*Problem details:*
Copy, from the entries below, each line where the word "this" can be found.
─── Entries shown
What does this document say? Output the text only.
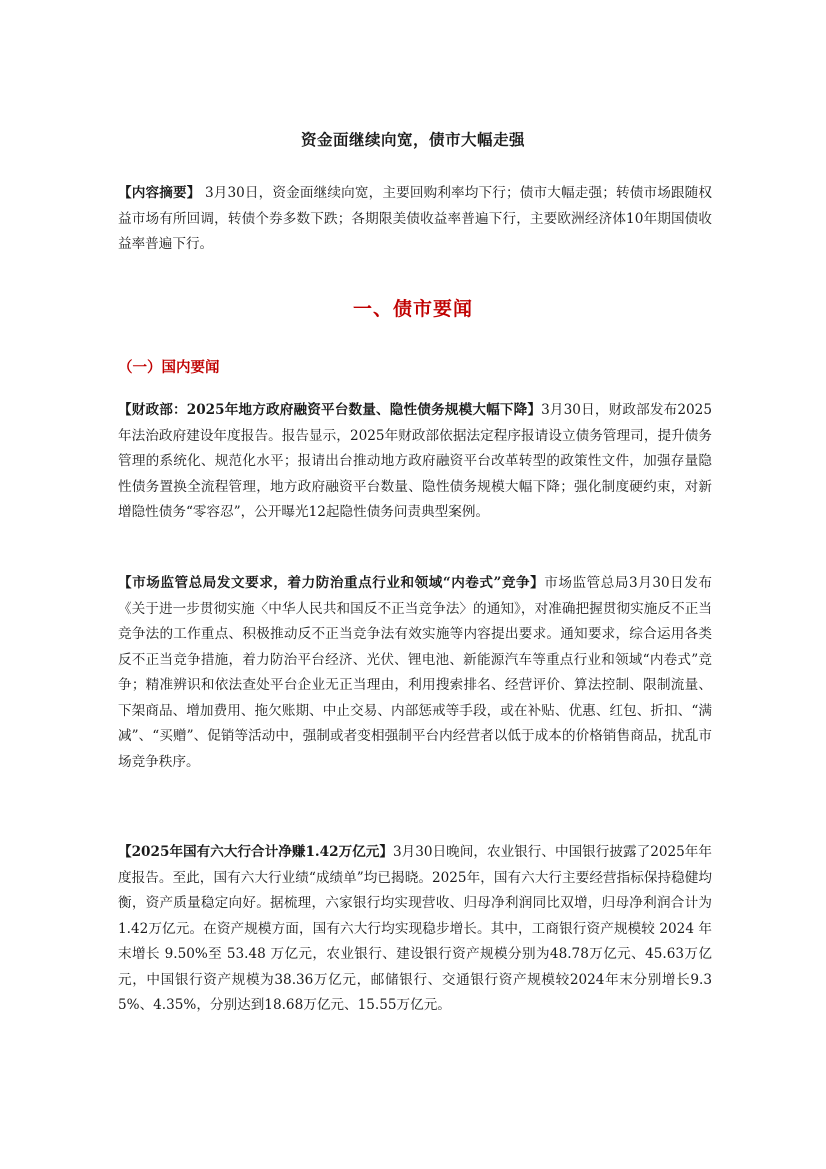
资金面继续向宽，债市大幅走强

【内容摘要】 3月30日，资金面继续向宽，主要回购利率均下行；债市大幅走强；转债市场跟随权益市场有所回调，转债个券多数下跌；各期限美债收益率普遍下行，主要欧洲经济体10年期国债收益率普遍下行。

一、债市要闻
（一）国内要闻

【财政部：2025年地方政府融资平台数量、隐性债务规模大幅下降】3月30日，财政部发布2025年法治政府建设年度报告。报告显示，2025年财政部依据法定程序报请设立债务管理司，提升债务管理的系统化、规范化水平；报请出台推动地方政府融资平台改革转型的政策性文件，加强存量隐性债务置换全流程管理，地方政府融资平台数量、隐性债务规模大幅下降；强化制度硬约束，对新增隐性债务“零容忍”，公开曝光12起隐性债务问责典型案例。

【市场监管总局发文要求，着力防治重点行业和领域“内卷式”竞争】市场监管总局3月30日发布《关于进一步贯彻实施〈中华人民共和国反不正当竞争法〉的通知》，对准确把握贯彻实施反不正当竞争法的工作重点、积极推动反不正当竞争法有效实施等内容提出要求。通知要求，综合运用各类反不正当竞争措施，着力防治平台经济、光伏、锂电池、新能源汽车等重点行业和领域“内卷式”竞争；精准辨识和依法查处平台企业无正当理由，利用搜索排名、经营评价、算法控制、限制流量、下架商品、增加费用、拖欠账期、中止交易、内部惩戒等手段，或在补贴、优惠、红包、折扣、“满减”、“买赠”、促销等活动中，强制或者变相强制平台内经营者以低于成本的价格销售商品，扰乱市场竞争秩序。

【2025年国有六大行合计净赚1.42万亿元】3月30日晚间，农业银行、中国银行披露了2025年年度报告。至此，国有六大行业绩“成绩单”均已揭晓。2025年，国有六大行主要经营指标保持稳健均衡，资产质量稳定向好。据梳理，六家银行均实现营收、归母净利润同比双增，归母净利润合计为1.42万亿元。在资产规模方面，国有六大行均实现稳步增长。其中，工商银行资产规模较 2024 年末增长 9.50%至 53.48 万亿元，农业银行、建设银行资产规模分别为48.78万亿元、45.63万亿元，中国银行资产规模为38.36万亿元，邮储银行、交通银行资产规模较2024年末分别增长9.35%、4.35%，分别达到18.68万亿元、15.55万亿元。
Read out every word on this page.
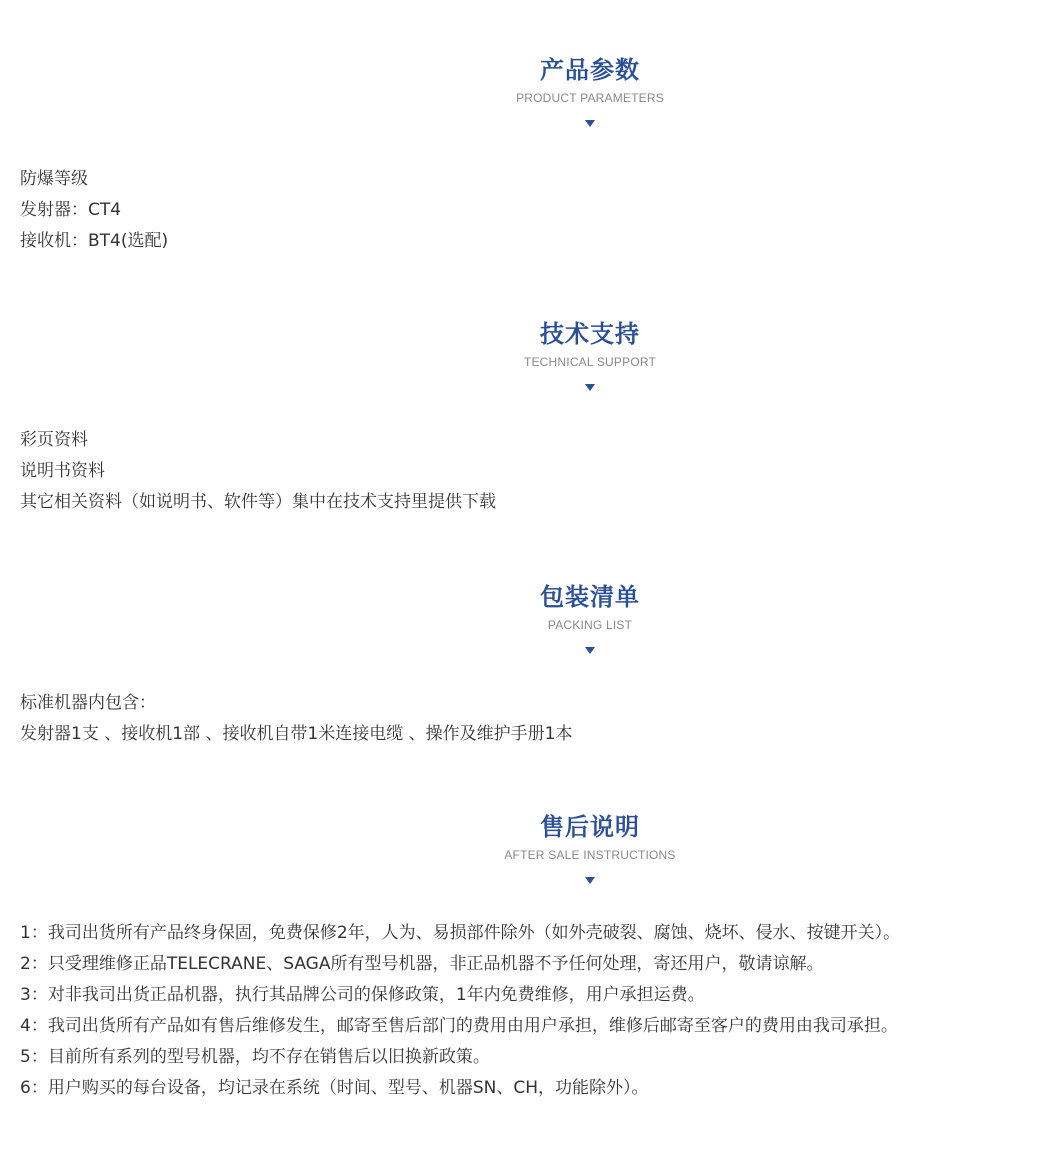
产品参数
PRODUCT PARAMETERS
防爆等级
发射器：CT4
接收机：BT4(选配)
技术支持
TECHNICAL SUPPORT
彩页资料
说明书资料
其它相关资料（如说明书、软件等）集中在技术支持里提供下载
包装清单
PACKING LIST
标准机器内包含：
发射器1支 、接收机1部 、接收机自带1米连接电缆 、操作及维护手册1本
售后说明
AFTER SALE INSTRUCTIONS
1：我司出货所有产品终身保固，免费保修2年，人为、易损部件除外（如外壳破裂、腐蚀、烧坏、侵水、按键开关）。
2：只受理维修正品TELECRANE、SAGA所有型号机器，非正品机器不予任何处理，寄还用户，敬请谅解。
3：对非我司出货正品机器，执行其品牌公司的保修政策，1年内免费维修，用户承担运费。
4：我司出货所有产品如有售后维修发生，邮寄至售后部门的费用由用户承担，维修后邮寄至客户的费用由我司承担。
5：目前所有系列的型号机器，均不存在销售后以旧换新政策。
6：用户购买的每台设备，均记录在系统（时间、型号、机器SN、CH，功能除外）。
──────
*Exercise answer:*
What does this document say? Output the text only.
Read out every word on this page.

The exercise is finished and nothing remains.